### PROBLEM TO WORK ON
Track down the lines that contain "structured" and copy them.

______________________________

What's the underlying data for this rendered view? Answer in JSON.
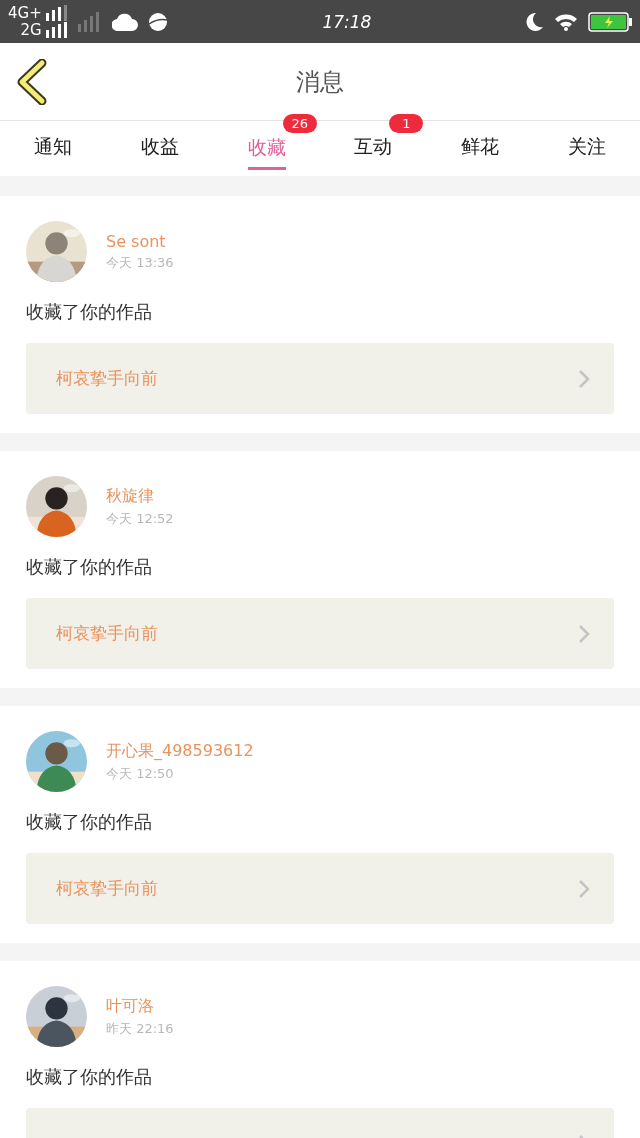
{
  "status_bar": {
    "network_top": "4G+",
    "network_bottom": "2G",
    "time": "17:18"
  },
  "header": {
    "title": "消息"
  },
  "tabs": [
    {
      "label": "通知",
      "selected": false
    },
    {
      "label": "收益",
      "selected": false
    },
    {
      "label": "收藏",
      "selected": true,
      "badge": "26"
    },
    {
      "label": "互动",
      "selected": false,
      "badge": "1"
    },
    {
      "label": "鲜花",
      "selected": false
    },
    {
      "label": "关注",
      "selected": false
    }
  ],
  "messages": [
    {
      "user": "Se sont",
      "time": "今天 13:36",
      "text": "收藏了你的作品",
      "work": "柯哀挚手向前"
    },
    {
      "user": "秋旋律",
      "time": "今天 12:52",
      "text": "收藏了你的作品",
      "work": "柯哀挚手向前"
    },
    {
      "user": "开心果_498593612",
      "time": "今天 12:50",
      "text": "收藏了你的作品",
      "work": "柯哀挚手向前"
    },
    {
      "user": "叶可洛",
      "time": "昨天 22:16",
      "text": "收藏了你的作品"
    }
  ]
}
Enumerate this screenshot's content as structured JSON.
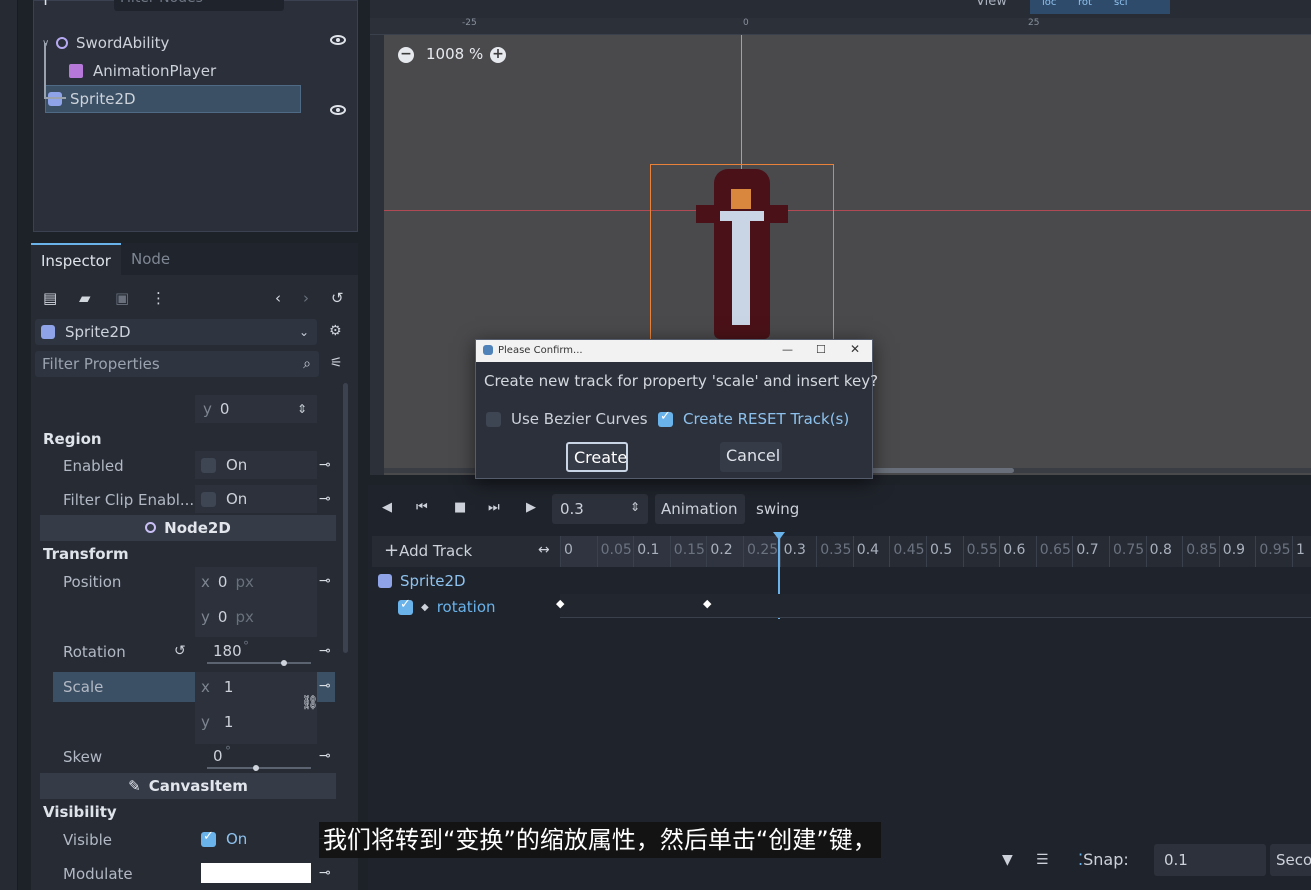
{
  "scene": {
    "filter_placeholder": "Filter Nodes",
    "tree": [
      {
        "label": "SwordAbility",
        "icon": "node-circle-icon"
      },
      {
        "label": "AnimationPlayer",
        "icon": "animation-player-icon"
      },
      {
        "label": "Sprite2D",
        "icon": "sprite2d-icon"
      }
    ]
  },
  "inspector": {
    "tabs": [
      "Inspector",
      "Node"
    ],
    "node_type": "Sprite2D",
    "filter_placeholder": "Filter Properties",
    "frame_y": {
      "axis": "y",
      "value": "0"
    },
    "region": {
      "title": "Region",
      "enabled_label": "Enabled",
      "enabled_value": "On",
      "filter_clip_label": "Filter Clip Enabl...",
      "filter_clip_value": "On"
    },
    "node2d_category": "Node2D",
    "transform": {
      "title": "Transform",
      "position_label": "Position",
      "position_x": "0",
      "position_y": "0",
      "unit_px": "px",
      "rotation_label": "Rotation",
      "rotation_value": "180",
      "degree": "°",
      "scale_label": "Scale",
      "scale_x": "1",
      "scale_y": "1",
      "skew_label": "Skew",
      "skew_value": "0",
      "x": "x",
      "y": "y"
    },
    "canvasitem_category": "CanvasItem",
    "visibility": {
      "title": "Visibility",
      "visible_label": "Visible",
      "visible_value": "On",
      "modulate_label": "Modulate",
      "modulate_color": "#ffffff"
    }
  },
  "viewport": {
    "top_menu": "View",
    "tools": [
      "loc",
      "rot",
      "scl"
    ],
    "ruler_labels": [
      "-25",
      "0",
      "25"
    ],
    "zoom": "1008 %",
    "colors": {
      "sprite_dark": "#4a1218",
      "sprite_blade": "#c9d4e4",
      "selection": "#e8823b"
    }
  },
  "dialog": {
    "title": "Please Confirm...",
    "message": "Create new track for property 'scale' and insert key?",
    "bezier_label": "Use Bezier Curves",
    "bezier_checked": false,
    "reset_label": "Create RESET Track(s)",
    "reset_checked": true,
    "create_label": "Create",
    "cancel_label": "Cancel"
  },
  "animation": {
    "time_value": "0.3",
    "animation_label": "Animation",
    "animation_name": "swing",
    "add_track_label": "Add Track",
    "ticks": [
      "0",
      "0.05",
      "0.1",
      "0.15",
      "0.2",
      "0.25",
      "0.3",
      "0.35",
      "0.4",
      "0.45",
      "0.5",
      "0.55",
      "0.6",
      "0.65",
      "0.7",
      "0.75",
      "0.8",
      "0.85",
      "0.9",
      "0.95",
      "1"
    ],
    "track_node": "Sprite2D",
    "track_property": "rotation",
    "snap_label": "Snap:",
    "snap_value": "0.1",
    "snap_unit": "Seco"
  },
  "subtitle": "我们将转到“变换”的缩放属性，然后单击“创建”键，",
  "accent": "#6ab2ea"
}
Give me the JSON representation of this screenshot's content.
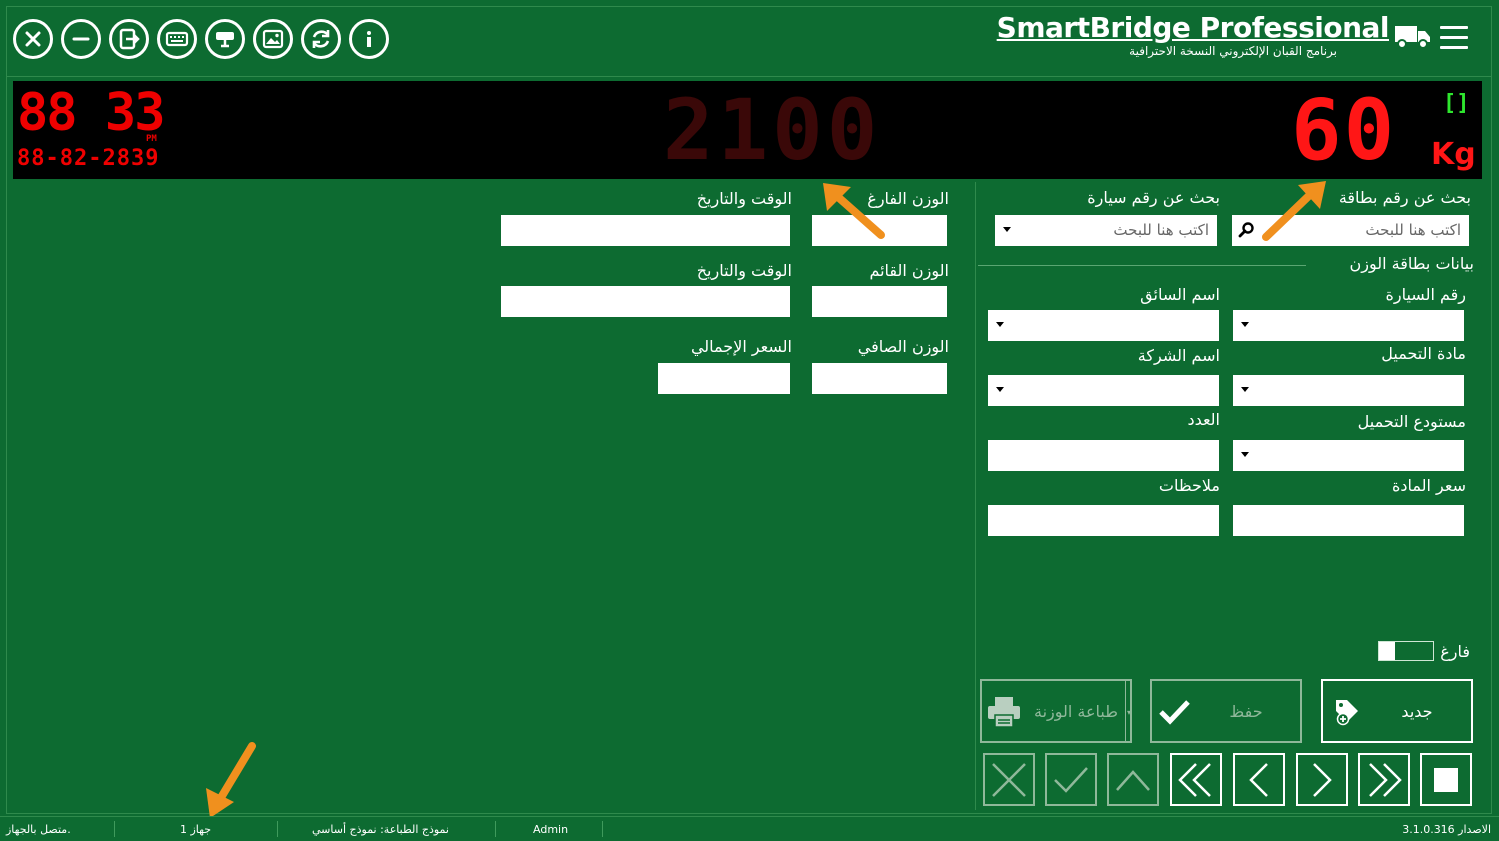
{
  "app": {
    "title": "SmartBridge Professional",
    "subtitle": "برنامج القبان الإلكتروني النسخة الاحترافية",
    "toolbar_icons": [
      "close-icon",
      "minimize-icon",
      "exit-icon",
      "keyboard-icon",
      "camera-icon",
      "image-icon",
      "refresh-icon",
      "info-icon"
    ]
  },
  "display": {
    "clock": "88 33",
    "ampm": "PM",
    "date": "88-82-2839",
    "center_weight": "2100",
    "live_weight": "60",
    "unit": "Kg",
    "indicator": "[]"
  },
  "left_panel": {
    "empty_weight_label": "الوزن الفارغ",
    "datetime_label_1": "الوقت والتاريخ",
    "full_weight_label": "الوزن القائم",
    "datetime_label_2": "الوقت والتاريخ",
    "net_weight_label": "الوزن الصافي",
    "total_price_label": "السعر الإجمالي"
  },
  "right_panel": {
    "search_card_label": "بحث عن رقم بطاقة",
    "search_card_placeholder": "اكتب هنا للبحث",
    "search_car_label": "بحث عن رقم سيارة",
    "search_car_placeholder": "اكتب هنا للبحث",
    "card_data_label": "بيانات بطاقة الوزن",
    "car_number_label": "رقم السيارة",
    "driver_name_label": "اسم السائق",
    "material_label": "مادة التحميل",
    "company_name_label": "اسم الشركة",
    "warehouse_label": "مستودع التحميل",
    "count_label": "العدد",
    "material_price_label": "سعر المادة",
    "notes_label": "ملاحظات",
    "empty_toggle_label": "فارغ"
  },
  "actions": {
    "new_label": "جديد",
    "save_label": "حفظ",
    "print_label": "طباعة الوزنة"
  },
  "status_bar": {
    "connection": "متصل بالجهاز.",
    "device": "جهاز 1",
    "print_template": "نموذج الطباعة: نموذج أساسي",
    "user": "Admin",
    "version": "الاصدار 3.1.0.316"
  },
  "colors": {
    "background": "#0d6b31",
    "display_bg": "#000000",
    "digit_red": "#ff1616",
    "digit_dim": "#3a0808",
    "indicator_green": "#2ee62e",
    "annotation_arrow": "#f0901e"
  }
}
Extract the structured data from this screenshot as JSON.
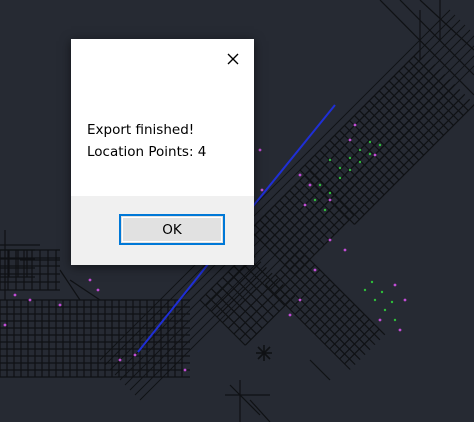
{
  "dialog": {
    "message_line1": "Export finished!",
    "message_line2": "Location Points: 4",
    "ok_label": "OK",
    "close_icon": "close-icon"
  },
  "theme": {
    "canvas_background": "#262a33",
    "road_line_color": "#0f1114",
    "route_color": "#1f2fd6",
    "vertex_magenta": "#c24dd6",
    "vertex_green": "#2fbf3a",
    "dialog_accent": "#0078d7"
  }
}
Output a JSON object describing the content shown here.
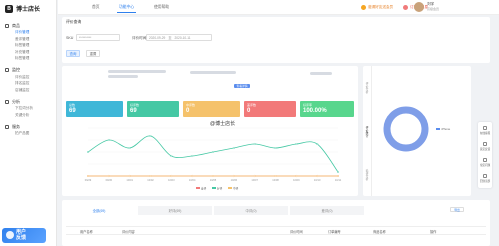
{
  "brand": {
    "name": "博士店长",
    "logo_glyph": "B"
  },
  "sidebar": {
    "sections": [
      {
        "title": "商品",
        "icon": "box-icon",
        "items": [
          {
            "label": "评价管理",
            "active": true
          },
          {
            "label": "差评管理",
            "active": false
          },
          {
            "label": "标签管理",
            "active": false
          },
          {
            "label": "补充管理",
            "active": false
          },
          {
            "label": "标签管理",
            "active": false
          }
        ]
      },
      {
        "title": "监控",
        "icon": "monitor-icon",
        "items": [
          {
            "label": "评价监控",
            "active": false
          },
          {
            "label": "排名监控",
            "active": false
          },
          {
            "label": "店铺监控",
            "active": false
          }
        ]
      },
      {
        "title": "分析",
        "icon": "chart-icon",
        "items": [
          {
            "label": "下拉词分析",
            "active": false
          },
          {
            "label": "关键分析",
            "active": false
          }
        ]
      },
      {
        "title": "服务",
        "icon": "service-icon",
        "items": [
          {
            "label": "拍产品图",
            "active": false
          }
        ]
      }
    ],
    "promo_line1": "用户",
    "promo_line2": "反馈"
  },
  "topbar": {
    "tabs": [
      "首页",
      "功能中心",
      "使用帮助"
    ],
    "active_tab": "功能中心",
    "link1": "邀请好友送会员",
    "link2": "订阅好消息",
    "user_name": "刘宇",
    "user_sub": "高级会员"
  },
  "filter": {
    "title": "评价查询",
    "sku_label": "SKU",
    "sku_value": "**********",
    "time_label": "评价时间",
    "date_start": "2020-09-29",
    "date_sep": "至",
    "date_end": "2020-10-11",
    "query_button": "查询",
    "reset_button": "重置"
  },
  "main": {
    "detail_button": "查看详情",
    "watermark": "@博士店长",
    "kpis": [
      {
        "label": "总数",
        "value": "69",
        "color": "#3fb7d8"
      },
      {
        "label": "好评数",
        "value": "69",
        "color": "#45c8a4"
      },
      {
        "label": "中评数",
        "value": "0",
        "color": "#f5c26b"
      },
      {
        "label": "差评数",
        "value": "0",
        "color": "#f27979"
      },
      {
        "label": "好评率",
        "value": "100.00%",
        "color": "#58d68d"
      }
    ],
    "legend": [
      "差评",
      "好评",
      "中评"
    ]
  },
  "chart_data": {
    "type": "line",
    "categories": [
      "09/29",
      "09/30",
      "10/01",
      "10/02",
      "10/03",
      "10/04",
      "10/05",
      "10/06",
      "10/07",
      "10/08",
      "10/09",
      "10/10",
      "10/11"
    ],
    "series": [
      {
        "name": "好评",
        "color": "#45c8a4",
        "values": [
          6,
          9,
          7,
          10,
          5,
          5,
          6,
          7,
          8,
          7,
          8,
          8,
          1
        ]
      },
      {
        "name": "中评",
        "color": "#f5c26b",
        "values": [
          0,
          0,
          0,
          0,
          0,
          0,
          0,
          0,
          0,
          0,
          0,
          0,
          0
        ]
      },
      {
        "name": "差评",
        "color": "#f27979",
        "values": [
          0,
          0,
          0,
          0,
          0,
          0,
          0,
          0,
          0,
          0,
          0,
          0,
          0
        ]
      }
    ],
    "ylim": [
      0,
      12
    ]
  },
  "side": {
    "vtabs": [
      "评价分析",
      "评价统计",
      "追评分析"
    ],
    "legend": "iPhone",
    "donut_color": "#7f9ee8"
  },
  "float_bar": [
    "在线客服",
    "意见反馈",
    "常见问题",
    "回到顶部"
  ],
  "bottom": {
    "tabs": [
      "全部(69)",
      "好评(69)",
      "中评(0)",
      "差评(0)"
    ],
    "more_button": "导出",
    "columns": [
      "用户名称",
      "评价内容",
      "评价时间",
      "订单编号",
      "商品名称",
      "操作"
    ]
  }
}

______________________________

### TASK ANSWER
Enumerate this screenshot's content as structured JSON.
Extract the structured data from this screenshot as JSON.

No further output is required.